--- PROVIDED INFORMATION ---
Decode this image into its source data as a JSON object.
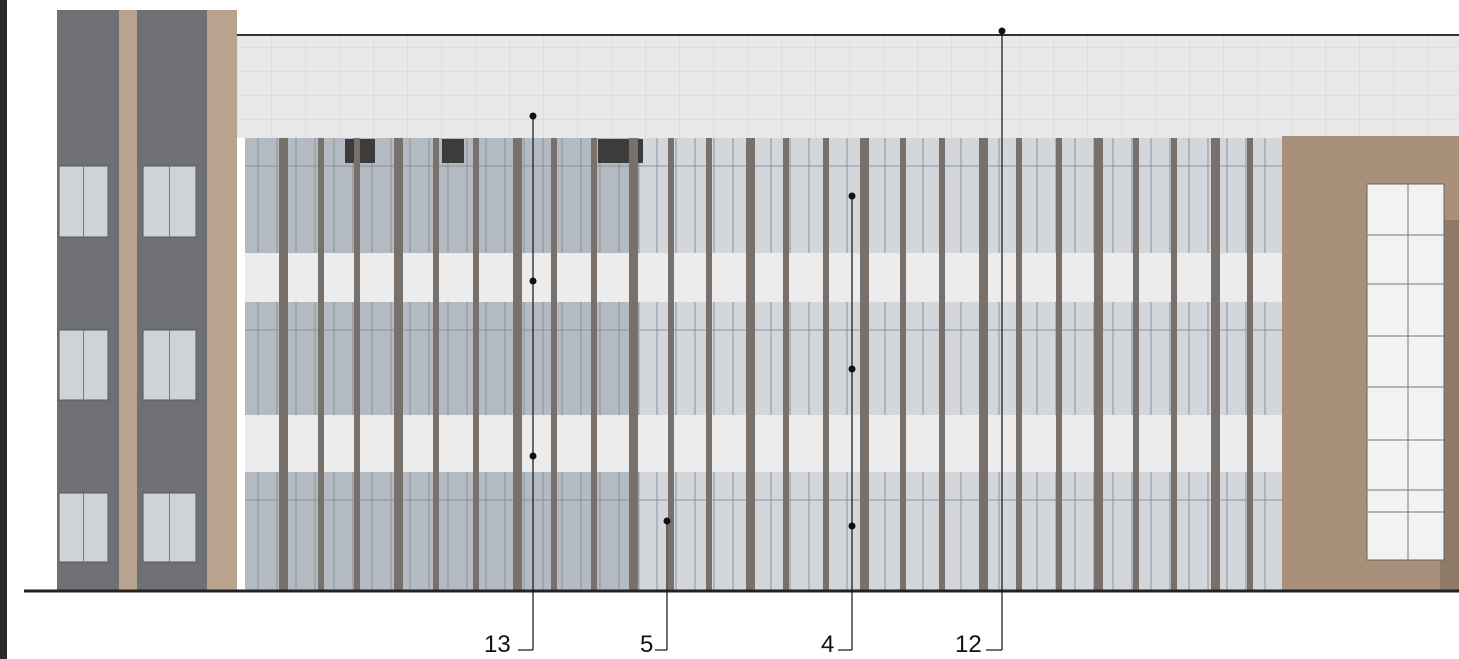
{
  "figure": {
    "type": "building-elevation",
    "colors": {
      "background": "#ffffff",
      "dark_tower": "#6e7074",
      "tan_strip": "#b8a48e",
      "parapet": "#e8e8e8",
      "glass": "#b4bac2",
      "glass_light": "#d3d7dc",
      "spandrel": "#ececec",
      "fin": "#77706b",
      "brown_panel": "#a8907a",
      "ground_line": "#222222",
      "leader": "#111111"
    },
    "callouts": [
      {
        "id": "c13",
        "label": "13"
      },
      {
        "id": "c5",
        "label": "5"
      },
      {
        "id": "c4",
        "label": "4"
      },
      {
        "id": "c12",
        "label": "12"
      }
    ]
  }
}
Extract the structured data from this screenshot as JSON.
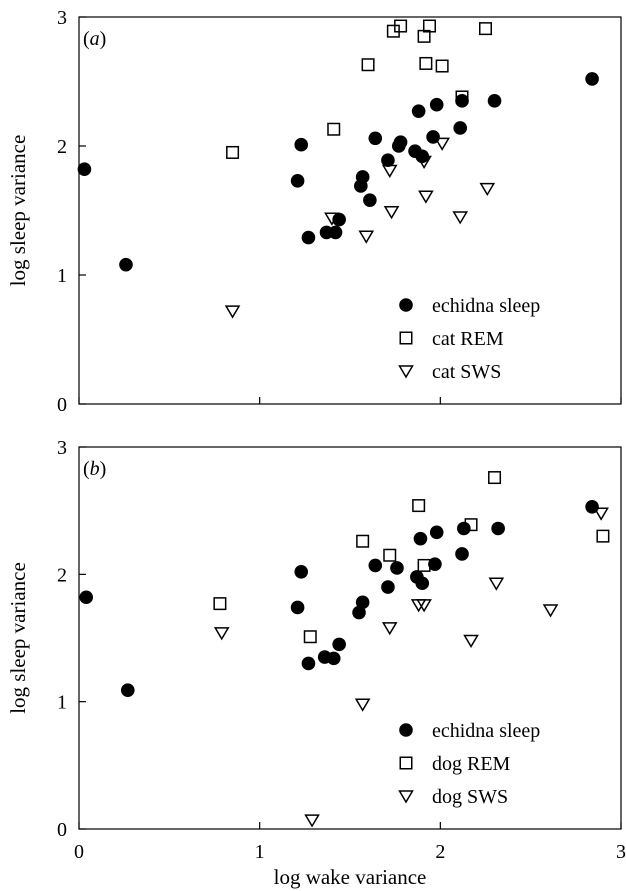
{
  "figure": {
    "xlabel": "log wake variance",
    "shared_x_ticks": [
      "0",
      "1",
      "2",
      "3"
    ]
  },
  "chart_data": [
    {
      "type": "scatter",
      "panel_label": "(a)",
      "xlabel": "log wake variance",
      "ylabel": "log sleep variance",
      "xlim": [
        0,
        3
      ],
      "ylim": [
        0,
        3
      ],
      "x_ticks": [
        "0",
        "1",
        "2",
        "3"
      ],
      "y_ticks": [
        "0",
        "1",
        "2",
        "3"
      ],
      "grid": false,
      "legend_position": "lower-right",
      "series": [
        {
          "name": "echidna sleep",
          "marker": "filled-circle",
          "points": [
            [
              0.03,
              1.82
            ],
            [
              0.26,
              1.08
            ],
            [
              1.21,
              1.73
            ],
            [
              1.23,
              2.01
            ],
            [
              1.27,
              1.29
            ],
            [
              1.37,
              1.33
            ],
            [
              1.42,
              1.33
            ],
            [
              1.44,
              1.43
            ],
            [
              1.56,
              1.69
            ],
            [
              1.57,
              1.76
            ],
            [
              1.61,
              1.58
            ],
            [
              1.64,
              2.06
            ],
            [
              1.71,
              1.89
            ],
            [
              1.77,
              2.0
            ],
            [
              1.78,
              2.03
            ],
            [
              1.86,
              1.96
            ],
            [
              1.88,
              2.27
            ],
            [
              1.9,
              1.92
            ],
            [
              1.96,
              2.07
            ],
            [
              1.98,
              2.32
            ],
            [
              2.11,
              2.14
            ],
            [
              2.12,
              2.35
            ],
            [
              2.3,
              2.35
            ],
            [
              2.84,
              2.52
            ]
          ]
        },
        {
          "name": "cat REM",
          "marker": "open-square",
          "points": [
            [
              0.85,
              1.95
            ],
            [
              1.41,
              2.13
            ],
            [
              1.6,
              2.63
            ],
            [
              1.74,
              2.89
            ],
            [
              1.78,
              2.93
            ],
            [
              1.91,
              2.85
            ],
            [
              1.92,
              2.64
            ],
            [
              1.94,
              2.93
            ],
            [
              2.01,
              2.62
            ],
            [
              2.12,
              2.38
            ],
            [
              2.25,
              2.91
            ]
          ]
        },
        {
          "name": "cat SWS",
          "marker": "open-triangle-down",
          "points": [
            [
              0.85,
              0.72
            ],
            [
              1.4,
              1.44
            ],
            [
              1.59,
              1.3
            ],
            [
              1.72,
              1.81
            ],
            [
              1.73,
              1.49
            ],
            [
              1.91,
              1.88
            ],
            [
              1.92,
              1.61
            ],
            [
              2.01,
              2.02
            ],
            [
              2.11,
              1.45
            ],
            [
              2.26,
              1.67
            ]
          ]
        }
      ]
    },
    {
      "type": "scatter",
      "panel_label": "(b)",
      "xlabel": "log wake variance",
      "ylabel": "log sleep variance",
      "xlim": [
        0,
        3
      ],
      "ylim": [
        0,
        3
      ],
      "x_ticks": [
        "0",
        "1",
        "2",
        "3"
      ],
      "y_ticks": [
        "0",
        "1",
        "2",
        "3"
      ],
      "grid": false,
      "legend_position": "lower-right",
      "series": [
        {
          "name": "echidna sleep",
          "marker": "filled-circle",
          "points": [
            [
              0.04,
              1.82
            ],
            [
              0.27,
              1.09
            ],
            [
              1.21,
              1.74
            ],
            [
              1.23,
              2.02
            ],
            [
              1.27,
              1.3
            ],
            [
              1.36,
              1.35
            ],
            [
              1.41,
              1.34
            ],
            [
              1.44,
              1.45
            ],
            [
              1.55,
              1.7
            ],
            [
              1.57,
              1.78
            ],
            [
              1.64,
              2.07
            ],
            [
              1.71,
              1.9
            ],
            [
              1.76,
              2.05
            ],
            [
              1.87,
              1.98
            ],
            [
              1.89,
              2.28
            ],
            [
              1.9,
              1.93
            ],
            [
              1.97,
              2.08
            ],
            [
              1.98,
              2.33
            ],
            [
              2.12,
              2.16
            ],
            [
              2.13,
              2.36
            ],
            [
              2.32,
              2.36
            ],
            [
              2.84,
              2.53
            ]
          ]
        },
        {
          "name": "dog REM",
          "marker": "open-square",
          "points": [
            [
              0.78,
              1.77
            ],
            [
              1.28,
              1.51
            ],
            [
              1.57,
              2.26
            ],
            [
              1.72,
              2.15
            ],
            [
              1.88,
              2.54
            ],
            [
              1.91,
              2.07
            ],
            [
              2.17,
              2.39
            ],
            [
              2.3,
              2.76
            ],
            [
              2.9,
              2.3
            ]
          ]
        },
        {
          "name": "dog SWS",
          "marker": "open-triangle-down",
          "points": [
            [
              0.79,
              1.54
            ],
            [
              1.29,
              0.07
            ],
            [
              1.57,
              0.98
            ],
            [
              1.72,
              1.58
            ],
            [
              1.88,
              1.76
            ],
            [
              1.91,
              1.76
            ],
            [
              2.17,
              1.48
            ],
            [
              2.31,
              1.93
            ],
            [
              2.61,
              1.72
            ],
            [
              2.89,
              2.48
            ]
          ]
        }
      ]
    }
  ]
}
---
◆ **THE REQUEST**
Your copy of the data should match it exactly, except that pictures are left out.

◆ **WRITTEN SOLUTION**
Decode this image into its source data as a JSON object.
{
  "figure": {
    "type": "building-elevation",
    "colors": {
      "background": "#ffffff",
      "dark_tower": "#6e7074",
      "tan_strip": "#b8a48e",
      "parapet": "#e8e8e8",
      "glass": "#b4bac2",
      "glass_light": "#d3d7dc",
      "spandrel": "#ececec",
      "fin": "#77706b",
      "brown_panel": "#a8907a",
      "ground_line": "#222222",
      "leader": "#111111"
    },
    "callouts": [
      {
        "id": "c13",
        "label": "13"
      },
      {
        "id": "c5",
        "label": "5"
      },
      {
        "id": "c4",
        "label": "4"
      },
      {
        "id": "c12",
        "label": "12"
      }
    ]
  }
}
Extract the structured data from this screenshot as JSON.
{
  "figure": {
    "xlabel": "log wake variance",
    "shared_x_ticks": [
      "0",
      "1",
      "2",
      "3"
    ]
  },
  "chart_data": [
    {
      "type": "scatter",
      "panel_label": "(a)",
      "xlabel": "log wake variance",
      "ylabel": "log sleep variance",
      "xlim": [
        0,
        3
      ],
      "ylim": [
        0,
        3
      ],
      "x_ticks": [
        "0",
        "1",
        "2",
        "3"
      ],
      "y_ticks": [
        "0",
        "1",
        "2",
        "3"
      ],
      "grid": false,
      "legend_position": "lower-right",
      "series": [
        {
          "name": "echidna sleep",
          "marker": "filled-circle",
          "points": [
            [
              0.03,
              1.82
            ],
            [
              0.26,
              1.08
            ],
            [
              1.21,
              1.73
            ],
            [
              1.23,
              2.01
            ],
            [
              1.27,
              1.29
            ],
            [
              1.37,
              1.33
            ],
            [
              1.42,
              1.33
            ],
            [
              1.44,
              1.43
            ],
            [
              1.56,
              1.69
            ],
            [
              1.57,
              1.76
            ],
            [
              1.61,
              1.58
            ],
            [
              1.64,
              2.06
            ],
            [
              1.71,
              1.89
            ],
            [
              1.77,
              2.0
            ],
            [
              1.78,
              2.03
            ],
            [
              1.86,
              1.96
            ],
            [
              1.88,
              2.27
            ],
            [
              1.9,
              1.92
            ],
            [
              1.96,
              2.07
            ],
            [
              1.98,
              2.32
            ],
            [
              2.11,
              2.14
            ],
            [
              2.12,
              2.35
            ],
            [
              2.3,
              2.35
            ],
            [
              2.84,
              2.52
            ]
          ]
        },
        {
          "name": "cat REM",
          "marker": "open-square",
          "points": [
            [
              0.85,
              1.95
            ],
            [
              1.41,
              2.13
            ],
            [
              1.6,
              2.63
            ],
            [
              1.74,
              2.89
            ],
            [
              1.78,
              2.93
            ],
            [
              1.91,
              2.85
            ],
            [
              1.92,
              2.64
            ],
            [
              1.94,
              2.93
            ],
            [
              2.01,
              2.62
            ],
            [
              2.12,
              2.38
            ],
            [
              2.25,
              2.91
            ]
          ]
        },
        {
          "name": "cat SWS",
          "marker": "open-triangle-down",
          "points": [
            [
              0.85,
              0.72
            ],
            [
              1.4,
              1.44
            ],
            [
              1.59,
              1.3
            ],
            [
              1.72,
              1.81
            ],
            [
              1.73,
              1.49
            ],
            [
              1.91,
              1.88
            ],
            [
              1.92,
              1.61
            ],
            [
              2.01,
              2.02
            ],
            [
              2.11,
              1.45
            ],
            [
              2.26,
              1.67
            ]
          ]
        }
      ]
    },
    {
      "type": "scatter",
      "panel_label": "(b)",
      "xlabel": "log wake variance",
      "ylabel": "log sleep variance",
      "xlim": [
        0,
        3
      ],
      "ylim": [
        0,
        3
      ],
      "x_ticks": [
        "0",
        "1",
        "2",
        "3"
      ],
      "y_ticks": [
        "0",
        "1",
        "2",
        "3"
      ],
      "grid": false,
      "legend_position": "lower-right",
      "series": [
        {
          "name": "echidna sleep",
          "marker": "filled-circle",
          "points": [
            [
              0.04,
              1.82
            ],
            [
              0.27,
              1.09
            ],
            [
              1.21,
              1.74
            ],
            [
              1.23,
              2.02
            ],
            [
              1.27,
              1.3
            ],
            [
              1.36,
              1.35
            ],
            [
              1.41,
              1.34
            ],
            [
              1.44,
              1.45
            ],
            [
              1.55,
              1.7
            ],
            [
              1.57,
              1.78
            ],
            [
              1.64,
              2.07
            ],
            [
              1.71,
              1.9
            ],
            [
              1.76,
              2.05
            ],
            [
              1.87,
              1.98
            ],
            [
              1.89,
              2.28
            ],
            [
              1.9,
              1.93
            ],
            [
              1.97,
              2.08
            ],
            [
              1.98,
              2.33
            ],
            [
              2.12,
              2.16
            ],
            [
              2.13,
              2.36
            ],
            [
              2.32,
              2.36
            ],
            [
              2.84,
              2.53
            ]
          ]
        },
        {
          "name": "dog REM",
          "marker": "open-square",
          "points": [
            [
              0.78,
              1.77
            ],
            [
              1.28,
              1.51
            ],
            [
              1.57,
              2.26
            ],
            [
              1.72,
              2.15
            ],
            [
              1.88,
              2.54
            ],
            [
              1.91,
              2.07
            ],
            [
              2.17,
              2.39
            ],
            [
              2.3,
              2.76
            ],
            [
              2.9,
              2.3
            ]
          ]
        },
        {
          "name": "dog SWS",
          "marker": "open-triangle-down",
          "points": [
            [
              0.79,
              1.54
            ],
            [
              1.29,
              0.07
            ],
            [
              1.57,
              0.98
            ],
            [
              1.72,
              1.58
            ],
            [
              1.88,
              1.76
            ],
            [
              1.91,
              1.76
            ],
            [
              2.17,
              1.48
            ],
            [
              2.31,
              1.93
            ],
            [
              2.61,
              1.72
            ],
            [
              2.89,
              2.48
            ]
          ]
        }
      ]
    }
  ]
}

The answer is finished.